WORK INSTRUCTIONS. Copy down all of the data underneath, exactly as shown.

-=-=-=-=-

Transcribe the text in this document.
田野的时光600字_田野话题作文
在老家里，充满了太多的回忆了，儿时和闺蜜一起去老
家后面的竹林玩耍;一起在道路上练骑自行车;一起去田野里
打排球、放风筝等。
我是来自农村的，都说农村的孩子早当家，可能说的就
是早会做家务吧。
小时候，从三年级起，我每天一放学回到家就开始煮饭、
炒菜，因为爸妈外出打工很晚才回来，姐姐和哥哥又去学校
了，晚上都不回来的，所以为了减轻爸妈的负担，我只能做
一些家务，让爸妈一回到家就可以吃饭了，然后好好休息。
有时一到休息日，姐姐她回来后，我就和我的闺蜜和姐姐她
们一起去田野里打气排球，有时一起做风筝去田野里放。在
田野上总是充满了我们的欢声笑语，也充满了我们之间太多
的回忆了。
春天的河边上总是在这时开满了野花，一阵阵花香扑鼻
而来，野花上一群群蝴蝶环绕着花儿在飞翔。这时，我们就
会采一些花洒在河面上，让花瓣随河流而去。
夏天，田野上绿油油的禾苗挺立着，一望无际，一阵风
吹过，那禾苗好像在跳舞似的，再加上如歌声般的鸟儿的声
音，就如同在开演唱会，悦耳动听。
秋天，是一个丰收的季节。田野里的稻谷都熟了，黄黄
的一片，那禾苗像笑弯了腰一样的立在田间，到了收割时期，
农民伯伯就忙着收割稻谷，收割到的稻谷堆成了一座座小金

-=-=-=-=-

ANSWER TO THE EXERCISE.
Transcribe the text in this document.
田野的时光600字_田野话题作文
在老家里，充满了太多的回忆了，儿时和闺蜜一起去老
家后面的竹林玩耍;一起在道路上练骑自行车;一起去田野里
打排球、放风筝等。
我是来自农村的，都说农村的孩子早当家，可能说的就
是早会做家务吧。
小时候，从三年级起，我每天一放学回到家就开始煮饭、
炒菜，因为爸妈外出打工很晚才回来，姐姐和哥哥又去学校
了，晚上都不回来的，所以为了减轻爸妈的负担，我只能做
一些家务，让爸妈一回到家就可以吃饭了，然后好好休息。
有时一到休息日，姐姐她回来后，我就和我的闺蜜和姐姐她
们一起去田野里打气排球，有时一起做风筝去田野里放。在
田野上总是充满了我们的欢声笑语，也充满了我们之间太多
的回忆了。
春天的河边上总是在这时开满了野花，一阵阵花香扑鼻
而来，野花上一群群蝴蝶环绕着花儿在飞翔。这时，我们就
会采一些花洒在河面上，让花瓣随河流而去。
夏天，田野上绿油油的禾苗挺立着，一望无际，一阵风
吹过，那禾苗好像在跳舞似的，再加上如歌声般的鸟儿的声
音，就如同在开演唱会，悦耳动听。
秋天，是一个丰收的季节。田野里的稻谷都熟了，黄黄
的一片，那禾苗像笑弯了腰一样的立在田间，到了收割时期，
农民伯伯就忙着收割稻谷，收割到的稻谷堆成了一座座小金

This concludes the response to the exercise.